===== RECORDS TO PROCESS
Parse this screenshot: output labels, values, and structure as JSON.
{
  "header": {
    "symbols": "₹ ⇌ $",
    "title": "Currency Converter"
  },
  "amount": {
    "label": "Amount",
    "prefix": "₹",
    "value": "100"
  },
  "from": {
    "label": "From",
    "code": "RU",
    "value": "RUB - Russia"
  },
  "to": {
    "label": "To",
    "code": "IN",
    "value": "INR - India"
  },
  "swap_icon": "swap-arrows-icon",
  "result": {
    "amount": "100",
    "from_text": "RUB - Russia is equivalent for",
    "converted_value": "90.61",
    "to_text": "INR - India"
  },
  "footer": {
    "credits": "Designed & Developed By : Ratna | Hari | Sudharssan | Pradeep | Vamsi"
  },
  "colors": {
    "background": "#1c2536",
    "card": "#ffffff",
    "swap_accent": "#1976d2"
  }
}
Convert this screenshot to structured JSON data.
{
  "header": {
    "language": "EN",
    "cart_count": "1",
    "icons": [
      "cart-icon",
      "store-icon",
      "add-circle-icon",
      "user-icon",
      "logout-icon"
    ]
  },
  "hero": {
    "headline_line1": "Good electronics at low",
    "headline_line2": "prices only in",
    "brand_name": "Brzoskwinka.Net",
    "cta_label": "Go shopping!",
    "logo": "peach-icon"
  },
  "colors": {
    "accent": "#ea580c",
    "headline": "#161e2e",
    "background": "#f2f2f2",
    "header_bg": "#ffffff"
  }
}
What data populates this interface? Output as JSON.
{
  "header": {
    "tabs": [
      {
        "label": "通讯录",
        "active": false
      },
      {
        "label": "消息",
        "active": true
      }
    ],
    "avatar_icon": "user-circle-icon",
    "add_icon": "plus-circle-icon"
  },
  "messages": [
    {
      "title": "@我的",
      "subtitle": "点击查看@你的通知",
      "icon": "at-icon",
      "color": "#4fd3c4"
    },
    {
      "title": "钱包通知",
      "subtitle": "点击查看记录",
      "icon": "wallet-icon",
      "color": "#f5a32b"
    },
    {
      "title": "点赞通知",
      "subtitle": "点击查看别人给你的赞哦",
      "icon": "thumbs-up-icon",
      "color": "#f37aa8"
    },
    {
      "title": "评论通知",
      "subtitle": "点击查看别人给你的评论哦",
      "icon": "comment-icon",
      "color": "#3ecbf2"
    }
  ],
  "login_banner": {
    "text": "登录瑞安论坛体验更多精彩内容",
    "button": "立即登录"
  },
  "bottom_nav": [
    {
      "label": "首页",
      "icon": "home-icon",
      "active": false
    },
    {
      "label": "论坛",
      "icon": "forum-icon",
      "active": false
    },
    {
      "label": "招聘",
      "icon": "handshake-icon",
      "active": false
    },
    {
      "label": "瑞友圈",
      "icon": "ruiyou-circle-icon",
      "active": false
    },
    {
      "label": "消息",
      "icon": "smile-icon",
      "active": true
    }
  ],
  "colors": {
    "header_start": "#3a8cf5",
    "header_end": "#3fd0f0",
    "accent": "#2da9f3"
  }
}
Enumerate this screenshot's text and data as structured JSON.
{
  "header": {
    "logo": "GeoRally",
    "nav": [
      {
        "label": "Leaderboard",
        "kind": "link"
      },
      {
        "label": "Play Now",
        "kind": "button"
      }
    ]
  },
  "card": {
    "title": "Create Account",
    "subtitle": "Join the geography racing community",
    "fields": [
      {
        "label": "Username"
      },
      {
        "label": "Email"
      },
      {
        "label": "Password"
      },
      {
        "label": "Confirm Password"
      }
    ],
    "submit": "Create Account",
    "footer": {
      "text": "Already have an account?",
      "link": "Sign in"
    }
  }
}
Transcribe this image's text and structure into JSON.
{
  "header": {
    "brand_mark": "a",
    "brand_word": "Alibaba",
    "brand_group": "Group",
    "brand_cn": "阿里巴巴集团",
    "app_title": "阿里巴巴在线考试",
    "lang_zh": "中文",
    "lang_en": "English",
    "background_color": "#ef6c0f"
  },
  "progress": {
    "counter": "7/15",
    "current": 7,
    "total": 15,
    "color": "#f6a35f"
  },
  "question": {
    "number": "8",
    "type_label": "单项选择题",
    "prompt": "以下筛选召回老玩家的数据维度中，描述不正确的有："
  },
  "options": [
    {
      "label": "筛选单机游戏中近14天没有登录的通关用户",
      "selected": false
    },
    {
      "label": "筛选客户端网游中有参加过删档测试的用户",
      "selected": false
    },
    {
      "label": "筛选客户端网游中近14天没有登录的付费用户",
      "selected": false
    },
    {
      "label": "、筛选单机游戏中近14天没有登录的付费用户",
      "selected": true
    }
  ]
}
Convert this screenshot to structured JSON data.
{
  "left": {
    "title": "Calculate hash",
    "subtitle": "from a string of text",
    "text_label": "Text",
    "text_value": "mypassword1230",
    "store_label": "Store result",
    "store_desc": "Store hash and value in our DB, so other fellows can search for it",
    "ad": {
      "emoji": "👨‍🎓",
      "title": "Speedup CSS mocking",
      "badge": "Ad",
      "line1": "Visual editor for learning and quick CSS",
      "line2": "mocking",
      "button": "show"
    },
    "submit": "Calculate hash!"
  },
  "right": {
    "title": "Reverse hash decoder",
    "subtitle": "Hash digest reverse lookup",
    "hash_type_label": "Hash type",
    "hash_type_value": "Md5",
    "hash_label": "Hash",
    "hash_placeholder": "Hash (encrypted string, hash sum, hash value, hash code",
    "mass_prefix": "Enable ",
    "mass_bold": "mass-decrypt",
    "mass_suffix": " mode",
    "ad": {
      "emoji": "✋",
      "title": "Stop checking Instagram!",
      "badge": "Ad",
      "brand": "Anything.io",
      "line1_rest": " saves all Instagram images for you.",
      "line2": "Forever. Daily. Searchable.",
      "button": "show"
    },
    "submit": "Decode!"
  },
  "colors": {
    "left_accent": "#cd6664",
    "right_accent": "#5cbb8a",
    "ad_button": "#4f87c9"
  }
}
==========
- WHAT IS ASKED:
Identify each line holding the string "data", and copy it out.

- PROBLEM SOLUTION:
Convert this screenshot to structured JSON data.
What data populates this interface? Output as JSON.
Enumerate this screenshot's text and data as structured JSON.
Convert this screenshot to structured JSON data.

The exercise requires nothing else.